Enunciado 1:
Reescreva o trecho das linhas fornecidas que vai do início delas até a linha que contém "chart-bar <box>95 1084 114 1341</box>", inclusive, trocando "legend-label" por "legend-caption" e mantendo todo o resto igual.

28/08
- Helder Câmara (1909-1999) - Frei Betto
"Aqui é Dom
Helder. Está preso aí (na delegacia) o meu irmão" (um
homem que estava sendo espancado). O policial levou um susto:
"Seu irmão, eminência?". "É. Apesar da diferença
de nomes, somos filhos do mesmo Pai..."
Dom Helder Câmara até ontem, como
diz são Paulo na 1a. Carta aos Coríntios, conhecia Deus
"como por um espelho, de modo confuso". Agora, conhece-O
"face a face".
Meu primeiro contato com o
"arcebispo vermelho" foi em 1961, quando eu era
dirigente, em Minas, da Juventude Estudantil Católica e ele,
bispo responsável pela Ação Católica Brasileira. No ano
seguinte, levou-me para o Rio, para participar da direção
nacional da JEC.
Convivemos durante três anos. Ele
tinha seu escritório no palácio São Joaquim, no Largo da Glória.
Do outro lado da praça, sob o Outeiro, ficava a sede da CNBB, da
qual dom Helder foi o fundador e, por muitos anos, secretário-geral.
As refeições, ele tomava num botequim da esquina, entre
pedreiros e cachaceiros.

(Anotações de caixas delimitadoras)
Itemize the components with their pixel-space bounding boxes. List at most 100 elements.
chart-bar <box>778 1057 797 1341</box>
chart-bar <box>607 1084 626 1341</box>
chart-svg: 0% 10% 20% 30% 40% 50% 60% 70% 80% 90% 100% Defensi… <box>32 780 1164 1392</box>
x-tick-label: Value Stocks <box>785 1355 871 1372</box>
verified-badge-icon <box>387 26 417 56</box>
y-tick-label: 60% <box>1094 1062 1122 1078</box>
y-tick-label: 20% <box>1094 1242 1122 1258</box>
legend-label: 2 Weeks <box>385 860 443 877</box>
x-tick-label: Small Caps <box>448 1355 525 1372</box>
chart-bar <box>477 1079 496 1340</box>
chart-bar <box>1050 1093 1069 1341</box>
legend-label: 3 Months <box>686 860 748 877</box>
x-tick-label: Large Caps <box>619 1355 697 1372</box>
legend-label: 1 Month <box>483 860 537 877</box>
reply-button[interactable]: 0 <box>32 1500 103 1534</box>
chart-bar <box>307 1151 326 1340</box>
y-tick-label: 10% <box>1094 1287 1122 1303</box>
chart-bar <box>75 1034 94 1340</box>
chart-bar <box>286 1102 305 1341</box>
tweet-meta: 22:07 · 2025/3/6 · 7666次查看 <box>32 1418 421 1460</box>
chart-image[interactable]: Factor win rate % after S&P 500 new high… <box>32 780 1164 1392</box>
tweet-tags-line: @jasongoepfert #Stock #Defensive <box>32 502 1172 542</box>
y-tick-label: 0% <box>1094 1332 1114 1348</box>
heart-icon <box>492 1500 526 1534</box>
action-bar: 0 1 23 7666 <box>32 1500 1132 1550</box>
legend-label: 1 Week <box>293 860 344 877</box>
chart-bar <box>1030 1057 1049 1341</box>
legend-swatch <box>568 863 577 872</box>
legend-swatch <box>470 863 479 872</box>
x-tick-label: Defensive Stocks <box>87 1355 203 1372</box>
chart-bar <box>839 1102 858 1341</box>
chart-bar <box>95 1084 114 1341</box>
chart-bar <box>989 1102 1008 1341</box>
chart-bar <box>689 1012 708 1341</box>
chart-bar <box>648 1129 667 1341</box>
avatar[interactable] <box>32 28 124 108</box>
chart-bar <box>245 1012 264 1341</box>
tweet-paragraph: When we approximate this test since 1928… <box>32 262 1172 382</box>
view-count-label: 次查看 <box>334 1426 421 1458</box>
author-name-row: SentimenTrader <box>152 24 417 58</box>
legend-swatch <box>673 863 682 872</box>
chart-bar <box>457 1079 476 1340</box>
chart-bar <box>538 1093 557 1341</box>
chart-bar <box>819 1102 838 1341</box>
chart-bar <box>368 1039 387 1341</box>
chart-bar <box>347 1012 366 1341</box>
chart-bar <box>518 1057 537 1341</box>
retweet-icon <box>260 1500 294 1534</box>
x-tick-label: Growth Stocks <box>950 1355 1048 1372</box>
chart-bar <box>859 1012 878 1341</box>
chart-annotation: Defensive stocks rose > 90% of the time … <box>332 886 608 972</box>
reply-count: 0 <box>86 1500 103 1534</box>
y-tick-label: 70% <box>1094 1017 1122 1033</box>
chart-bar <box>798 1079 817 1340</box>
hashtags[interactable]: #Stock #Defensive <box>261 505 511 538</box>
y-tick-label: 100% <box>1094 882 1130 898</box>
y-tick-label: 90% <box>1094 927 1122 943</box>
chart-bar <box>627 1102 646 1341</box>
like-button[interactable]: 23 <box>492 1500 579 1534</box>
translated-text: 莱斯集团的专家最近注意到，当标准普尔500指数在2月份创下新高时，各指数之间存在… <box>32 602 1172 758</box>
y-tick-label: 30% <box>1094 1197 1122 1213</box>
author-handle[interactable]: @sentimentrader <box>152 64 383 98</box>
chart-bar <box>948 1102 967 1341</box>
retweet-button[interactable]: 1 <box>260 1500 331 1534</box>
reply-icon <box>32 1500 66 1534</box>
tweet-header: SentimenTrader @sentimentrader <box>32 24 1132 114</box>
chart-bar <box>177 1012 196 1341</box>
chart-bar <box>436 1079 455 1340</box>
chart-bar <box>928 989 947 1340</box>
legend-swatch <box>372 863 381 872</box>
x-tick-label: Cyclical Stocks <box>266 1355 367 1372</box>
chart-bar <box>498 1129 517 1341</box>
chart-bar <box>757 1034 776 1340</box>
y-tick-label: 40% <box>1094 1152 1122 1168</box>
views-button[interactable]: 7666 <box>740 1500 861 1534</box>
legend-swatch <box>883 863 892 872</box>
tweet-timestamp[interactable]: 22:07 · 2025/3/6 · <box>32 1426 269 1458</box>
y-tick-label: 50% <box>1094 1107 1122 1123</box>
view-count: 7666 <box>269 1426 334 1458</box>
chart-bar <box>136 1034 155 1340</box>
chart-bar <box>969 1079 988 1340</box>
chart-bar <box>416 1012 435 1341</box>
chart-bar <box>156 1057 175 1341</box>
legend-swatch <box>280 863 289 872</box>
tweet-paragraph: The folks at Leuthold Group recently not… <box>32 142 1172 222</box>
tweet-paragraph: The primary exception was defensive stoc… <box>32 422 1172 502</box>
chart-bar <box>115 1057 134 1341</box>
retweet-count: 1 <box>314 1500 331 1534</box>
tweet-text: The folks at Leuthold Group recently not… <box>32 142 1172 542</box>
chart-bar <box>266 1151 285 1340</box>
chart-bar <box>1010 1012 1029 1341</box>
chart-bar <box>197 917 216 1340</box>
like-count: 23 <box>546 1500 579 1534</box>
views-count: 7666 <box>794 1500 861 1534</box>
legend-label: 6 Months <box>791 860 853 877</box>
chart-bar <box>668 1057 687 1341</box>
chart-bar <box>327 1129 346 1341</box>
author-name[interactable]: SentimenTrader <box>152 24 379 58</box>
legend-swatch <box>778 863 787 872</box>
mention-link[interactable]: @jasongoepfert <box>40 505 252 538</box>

Enunciado 2:
Responda às perguntas abaixo com base no texto sobre Dom Helder Câmara.
(a) Em que ano ocorreu o primeiro contato com o "arcebispo vermelho"?
(b) Onde ficava o escritório de Dom Helder?
(c) De qual entidade Dom Helder foi o fundador?

Resultado da tarefa 1:
Itemize the components with their pixel-space bounding boxes. List at most 100 elements.
chart-bar <box>778 1057 797 1341</box>
chart-bar <box>607 1084 626 1341</box>
chart-svg: 0% 10% 20% 30% 40% 50% 60% 70% 80% 90% 100% Defensi… <box>32 780 1164 1392</box>
x-tick-label: Value Stocks <box>785 1355 871 1372</box>
verified-badge-icon <box>387 26 417 56</box>
y-tick-label: 60% <box>1094 1062 1122 1078</box>
y-tick-label: 20% <box>1094 1242 1122 1258</box>
legend-caption: 2 Weeks <box>385 860 443 877</box>
x-tick-label: Small Caps <box>448 1355 525 1372</box>
chart-bar <box>477 1079 496 1340</box>
chart-bar <box>1050 1093 1069 1341</box>
legend-caption: 3 Months <box>686 860 748 877</box>
x-tick-label: Large Caps <box>619 1355 697 1372</box>
legend-caption: 1 Month <box>483 860 537 877</box>
reply-button[interactable]: 0 <box>32 1500 103 1534</box>
chart-bar <box>307 1151 326 1340</box>
y-tick-label: 10% <box>1094 1287 1122 1303</box>
chart-bar <box>75 1034 94 1340</box>
chart-bar <box>286 1102 305 1341</box>
tweet-meta: 22:07 · 2025/3/6 · 7666次查看 <box>32 1418 421 1460</box>
chart-image[interactable]: Factor win rate % after S&P 500 new high… <box>32 780 1164 1392</box>
tweet-tags-line: @jasongoepfert #Stock #Defensive <box>32 502 1172 542</box>
y-tick-label: 0% <box>1094 1332 1114 1348</box>
heart-icon <box>492 1500 526 1534</box>
action-bar: 0 1 23 7666 <box>32 1500 1132 1550</box>
legend-caption: 1 Week <box>293 860 344 877</box>
chart-bar <box>1030 1057 1049 1341</box>
legend-swatch <box>568 863 577 872</box>
legend-swatch <box>470 863 479 872</box>
x-tick-label: Defensive Stocks <box>87 1355 203 1372</box>
chart-bar <box>839 1102 858 1341</box>
chart-bar <box>95 1084 114 1341</box>

Resultado da tarefa 2:
(a) Em 1961.
(b) No palácio São Joaquim, no Largo da Glória.
(c) Da CNBB.